Directions for this task |
Without including the pictures, copy out every line below.

Collected data entries:
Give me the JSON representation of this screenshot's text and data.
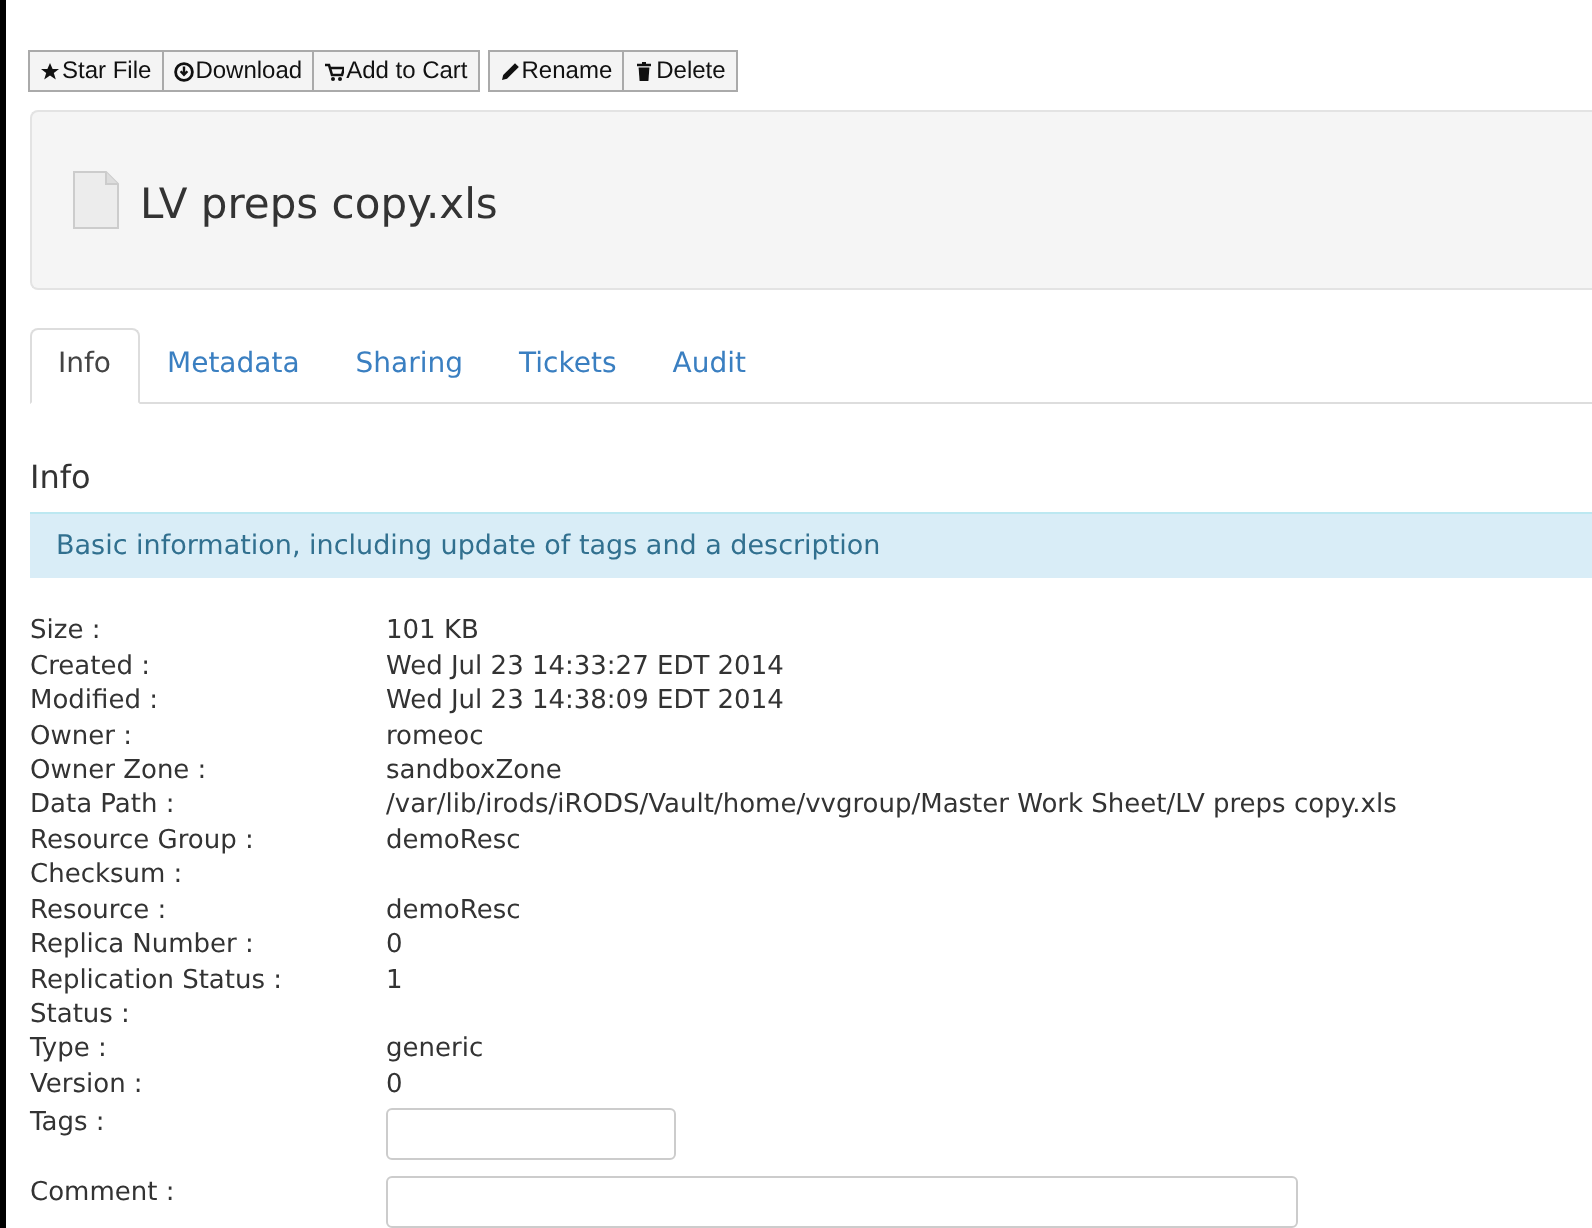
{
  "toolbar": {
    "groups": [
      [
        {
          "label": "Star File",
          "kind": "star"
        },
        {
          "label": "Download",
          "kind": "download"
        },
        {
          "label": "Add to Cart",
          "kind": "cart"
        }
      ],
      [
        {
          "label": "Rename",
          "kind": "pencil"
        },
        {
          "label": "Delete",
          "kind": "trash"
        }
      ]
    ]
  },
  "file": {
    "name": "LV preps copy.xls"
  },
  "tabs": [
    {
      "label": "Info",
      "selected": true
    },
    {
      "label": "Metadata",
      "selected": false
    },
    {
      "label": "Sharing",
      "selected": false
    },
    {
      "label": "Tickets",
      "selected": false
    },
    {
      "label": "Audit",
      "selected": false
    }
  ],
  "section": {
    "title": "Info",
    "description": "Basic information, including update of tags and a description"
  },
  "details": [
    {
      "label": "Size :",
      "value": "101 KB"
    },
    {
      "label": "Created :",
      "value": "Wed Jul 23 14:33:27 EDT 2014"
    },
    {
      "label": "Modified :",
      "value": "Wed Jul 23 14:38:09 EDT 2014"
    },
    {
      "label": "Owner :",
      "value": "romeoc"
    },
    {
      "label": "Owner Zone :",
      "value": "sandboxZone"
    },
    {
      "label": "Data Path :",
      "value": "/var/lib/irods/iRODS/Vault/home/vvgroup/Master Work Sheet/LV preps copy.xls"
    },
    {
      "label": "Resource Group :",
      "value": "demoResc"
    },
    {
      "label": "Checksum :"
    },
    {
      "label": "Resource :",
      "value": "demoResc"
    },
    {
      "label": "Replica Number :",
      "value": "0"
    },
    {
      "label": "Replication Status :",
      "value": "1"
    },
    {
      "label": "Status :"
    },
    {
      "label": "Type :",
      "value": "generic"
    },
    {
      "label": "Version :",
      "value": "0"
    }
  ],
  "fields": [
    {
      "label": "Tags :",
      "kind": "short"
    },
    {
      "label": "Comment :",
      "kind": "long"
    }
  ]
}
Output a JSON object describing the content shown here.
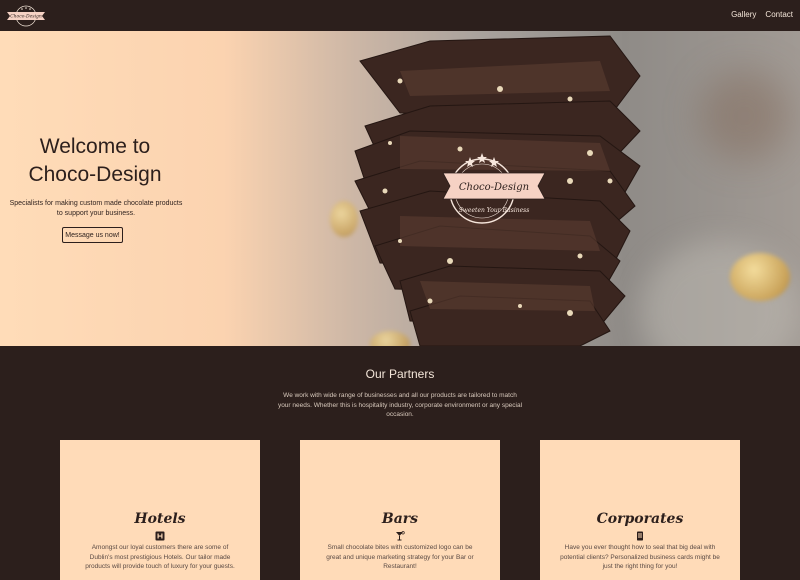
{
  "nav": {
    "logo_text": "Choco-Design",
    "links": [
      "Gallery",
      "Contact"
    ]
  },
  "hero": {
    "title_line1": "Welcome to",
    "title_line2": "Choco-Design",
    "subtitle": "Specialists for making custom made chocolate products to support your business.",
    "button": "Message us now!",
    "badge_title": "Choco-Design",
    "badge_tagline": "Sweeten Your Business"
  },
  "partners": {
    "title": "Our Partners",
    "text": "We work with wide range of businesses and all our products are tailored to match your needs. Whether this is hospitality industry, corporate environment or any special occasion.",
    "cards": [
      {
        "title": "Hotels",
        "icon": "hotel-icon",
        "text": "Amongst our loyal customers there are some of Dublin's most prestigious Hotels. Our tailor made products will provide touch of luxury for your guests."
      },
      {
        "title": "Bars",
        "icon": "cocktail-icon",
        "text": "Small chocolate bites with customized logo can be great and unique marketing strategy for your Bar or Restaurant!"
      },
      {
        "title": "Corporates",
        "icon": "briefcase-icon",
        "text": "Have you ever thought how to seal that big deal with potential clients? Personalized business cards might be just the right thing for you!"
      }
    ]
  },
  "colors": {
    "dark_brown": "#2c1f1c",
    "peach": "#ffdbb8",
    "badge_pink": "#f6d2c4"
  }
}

Problem solution |
Give me the JSON representation of this screenshot's text and data.
{
  "toolbar": {
    "groups": [
      [
        {
          "label": "Star File",
          "kind": "star"
        },
        {
          "label": "Download",
          "kind": "download"
        },
        {
          "label": "Add to Cart",
          "kind": "cart"
        }
      ],
      [
        {
          "label": "Rename",
          "kind": "pencil"
        },
        {
          "label": "Delete",
          "kind": "trash"
        }
      ]
    ]
  },
  "file": {
    "name": "LV preps copy.xls"
  },
  "tabs": [
    {
      "label": "Info",
      "selected": true
    },
    {
      "label": "Metadata",
      "selected": false
    },
    {
      "label": "Sharing",
      "selected": false
    },
    {
      "label": "Tickets",
      "selected": false
    },
    {
      "label": "Audit",
      "selected": false
    }
  ],
  "section": {
    "title": "Info",
    "description": "Basic information, including update of tags and a description"
  },
  "details": [
    {
      "label": "Size :",
      "value": "101 KB"
    },
    {
      "label": "Created :",
      "value": "Wed Jul 23 14:33:27 EDT 2014"
    },
    {
      "label": "Modified :",
      "value": "Wed Jul 23 14:38:09 EDT 2014"
    },
    {
      "label": "Owner :",
      "value": "romeoc"
    },
    {
      "label": "Owner Zone :",
      "value": "sandboxZone"
    },
    {
      "label": "Data Path :",
      "value": "/var/lib/irods/iRODS/Vault/home/vvgroup/Master Work Sheet/LV preps copy.xls"
    },
    {
      "label": "Resource Group :",
      "value": "demoResc"
    },
    {
      "label": "Checksum :"
    },
    {
      "label": "Resource :",
      "value": "demoResc"
    },
    {
      "label": "Replica Number :",
      "value": "0"
    },
    {
      "label": "Replication Status :",
      "value": "1"
    },
    {
      "label": "Status :"
    },
    {
      "label": "Type :",
      "value": "generic"
    },
    {
      "label": "Version :",
      "value": "0"
    }
  ],
  "fields": [
    {
      "label": "Tags :",
      "kind": "short"
    },
    {
      "label": "Comment :",
      "kind": "long"
    }
  ]
}
Output a JSON object describing the content shown here.
{
  "nav": {
    "logo_text": "Choco-Design",
    "links": [
      "Gallery",
      "Contact"
    ]
  },
  "hero": {
    "title_line1": "Welcome to",
    "title_line2": "Choco-Design",
    "subtitle": "Specialists for making custom made chocolate products to support your business.",
    "button": "Message us now!",
    "badge_title": "Choco-Design",
    "badge_tagline": "Sweeten Your Business"
  },
  "partners": {
    "title": "Our Partners",
    "text": "We work with wide range of businesses and all our products are tailored to match your needs. Whether this is hospitality industry, corporate environment or any special occasion.",
    "cards": [
      {
        "title": "Hotels",
        "icon": "hotel-icon",
        "text": "Amongst our loyal customers there are some of Dublin's most prestigious Hotels. Our tailor made products will provide touch of luxury for your guests."
      },
      {
        "title": "Bars",
        "icon": "cocktail-icon",
        "text": "Small chocolate bites with customized logo can be great and unique marketing strategy for your Bar or Restaurant!"
      },
      {
        "title": "Corporates",
        "icon": "briefcase-icon",
        "text": "Have you ever thought how to seal that big deal with potential clients? Personalized business cards might be just the right thing for you!"
      }
    ]
  },
  "colors": {
    "dark_brown": "#2c1f1c",
    "peach": "#ffdbb8",
    "badge_pink": "#f6d2c4"
  }
}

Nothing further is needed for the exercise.